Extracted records

***

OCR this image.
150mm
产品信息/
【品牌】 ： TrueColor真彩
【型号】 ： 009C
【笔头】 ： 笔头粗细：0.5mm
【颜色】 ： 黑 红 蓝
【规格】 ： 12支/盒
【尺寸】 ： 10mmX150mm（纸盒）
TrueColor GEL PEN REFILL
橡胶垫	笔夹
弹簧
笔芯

***

[Exercise description] Extract the data in full. Keep it word for word.

[Written answer]
OCR this image.
150mm
产品信息/
【品牌】 ： TrueColor真彩
【型号】 ： 009C
【笔头】 ： 笔头粗细：0.5mm
【颜色】 ： 黑 红 蓝
【规格】 ： 12支/盒
【尺寸】 ： 10mmX150mm（纸盒）
TrueColor GEL PEN REFILL
橡胶垫	笔夹
弹簧
笔芯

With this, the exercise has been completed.